Short exercise:
Copy out each line of the data that holds the word "比较是指事件之间关于本质".

Source material:
══════════════════════════════

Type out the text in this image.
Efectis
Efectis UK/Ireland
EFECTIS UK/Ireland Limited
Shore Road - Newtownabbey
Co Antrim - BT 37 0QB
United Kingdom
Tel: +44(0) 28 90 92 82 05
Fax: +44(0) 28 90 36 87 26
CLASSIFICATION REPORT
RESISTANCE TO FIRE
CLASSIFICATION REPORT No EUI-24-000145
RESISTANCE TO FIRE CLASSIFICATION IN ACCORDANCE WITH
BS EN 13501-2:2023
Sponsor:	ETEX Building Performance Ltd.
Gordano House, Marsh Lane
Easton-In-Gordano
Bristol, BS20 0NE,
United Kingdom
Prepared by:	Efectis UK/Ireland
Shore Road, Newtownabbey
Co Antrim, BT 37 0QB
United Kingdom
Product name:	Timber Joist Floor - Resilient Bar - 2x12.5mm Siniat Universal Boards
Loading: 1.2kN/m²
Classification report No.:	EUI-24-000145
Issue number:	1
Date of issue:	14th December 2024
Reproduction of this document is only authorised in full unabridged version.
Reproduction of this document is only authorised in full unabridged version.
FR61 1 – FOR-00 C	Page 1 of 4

══════════════════════════════

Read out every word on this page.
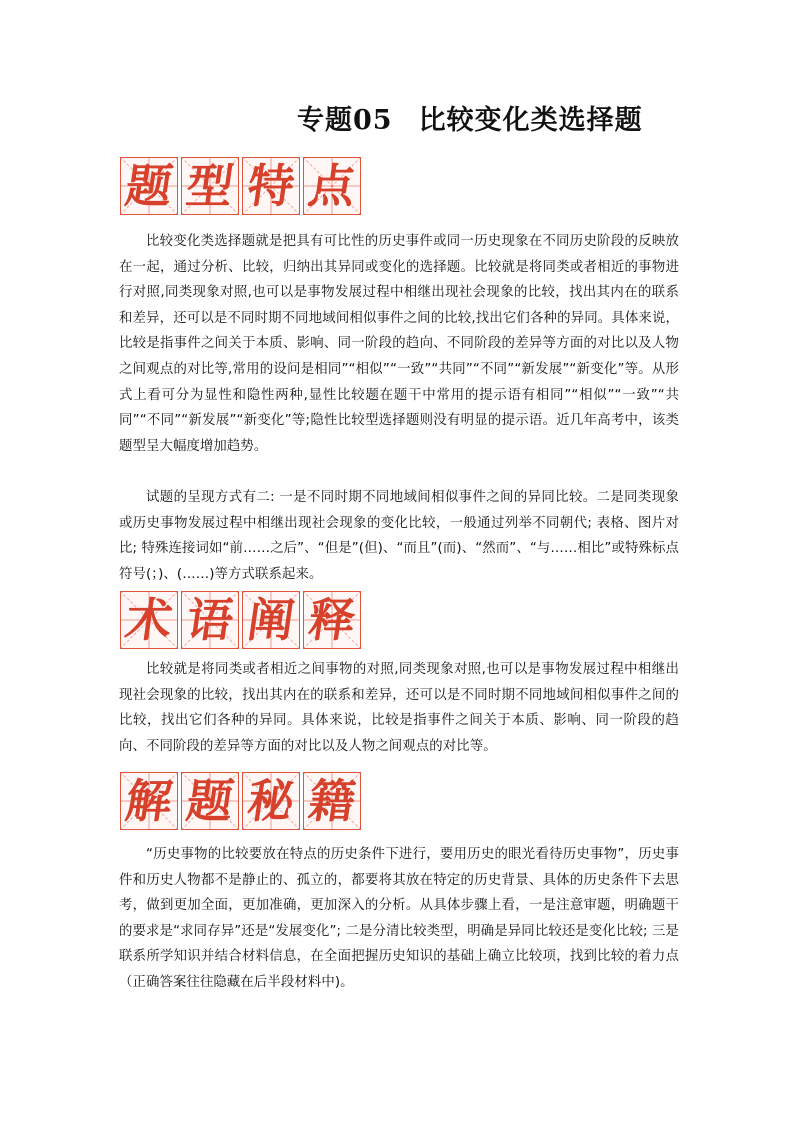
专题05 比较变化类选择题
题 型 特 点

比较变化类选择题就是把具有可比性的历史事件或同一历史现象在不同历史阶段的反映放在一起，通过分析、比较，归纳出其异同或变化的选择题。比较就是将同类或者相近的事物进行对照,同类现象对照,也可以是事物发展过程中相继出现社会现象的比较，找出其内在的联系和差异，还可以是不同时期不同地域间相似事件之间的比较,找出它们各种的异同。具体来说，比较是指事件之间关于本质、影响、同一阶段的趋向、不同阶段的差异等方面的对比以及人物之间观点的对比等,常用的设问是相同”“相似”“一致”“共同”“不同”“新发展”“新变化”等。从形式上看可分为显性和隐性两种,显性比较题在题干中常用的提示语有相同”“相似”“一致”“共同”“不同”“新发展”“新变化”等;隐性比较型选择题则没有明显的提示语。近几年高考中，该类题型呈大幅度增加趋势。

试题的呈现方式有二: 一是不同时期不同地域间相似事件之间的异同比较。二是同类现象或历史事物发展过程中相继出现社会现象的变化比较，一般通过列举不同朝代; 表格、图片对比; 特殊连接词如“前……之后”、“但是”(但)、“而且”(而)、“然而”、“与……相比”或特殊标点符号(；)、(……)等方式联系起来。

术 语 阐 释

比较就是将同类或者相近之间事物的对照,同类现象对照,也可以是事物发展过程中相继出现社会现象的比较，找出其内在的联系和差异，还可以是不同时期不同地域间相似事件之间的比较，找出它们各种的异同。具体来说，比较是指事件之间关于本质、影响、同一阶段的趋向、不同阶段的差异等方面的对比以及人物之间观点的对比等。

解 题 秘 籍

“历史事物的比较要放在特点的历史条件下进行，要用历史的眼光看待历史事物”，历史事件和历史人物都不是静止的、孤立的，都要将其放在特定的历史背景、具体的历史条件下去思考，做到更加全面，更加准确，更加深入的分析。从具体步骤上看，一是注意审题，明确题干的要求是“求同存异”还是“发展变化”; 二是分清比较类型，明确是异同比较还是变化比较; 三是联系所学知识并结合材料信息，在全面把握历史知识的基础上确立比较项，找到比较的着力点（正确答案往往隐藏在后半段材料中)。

══════════════════════════════

Response below:
比较变化类选择题就是把具有可比性的历史事件或同一历史现象在不同历史阶段的反映放在一起，通过分析、比较，归纳出其异同或变化的选择题。比较就是将同类或者相近的事物进行对照,同类现象对照,也可以是事物发展过程中相继出现社会现象的比较，找出其内在的联系和差异，还可以是不同时期不同地域间相似事件之间的比较,找出它们各种的异同。具体来说，比较是指事件之间关于本质、影响、同一阶段的趋向、不同阶段的差异等方面的对比以及人物之间观点的对比等,常用的设问是相同”“相似”“一致”“共同”“不同”“新发展”“新变化”等。从形式上看可分为显性和隐性两种,显性比较题在题干中常用的提示语有相同”“相似”“一致”“共同”“不同”“新发展”“新变化”等;隐性比较型选择题则没有明显的提示语。近几年高考中，该类题型呈大幅度增加趋势。
比较就是将同类或者相近之间事物的对照,同类现象对照,也可以是事物发展过程中相继出现社会现象的比较，找出其内在的联系和差异，还可以是不同时期不同地域间相似事件之间的比较，找出它们各种的异同。具体来说，比较是指事件之间关于本质、影响、同一阶段的趋向、不同阶段的差异等方面的对比以及人物之间观点的对比等。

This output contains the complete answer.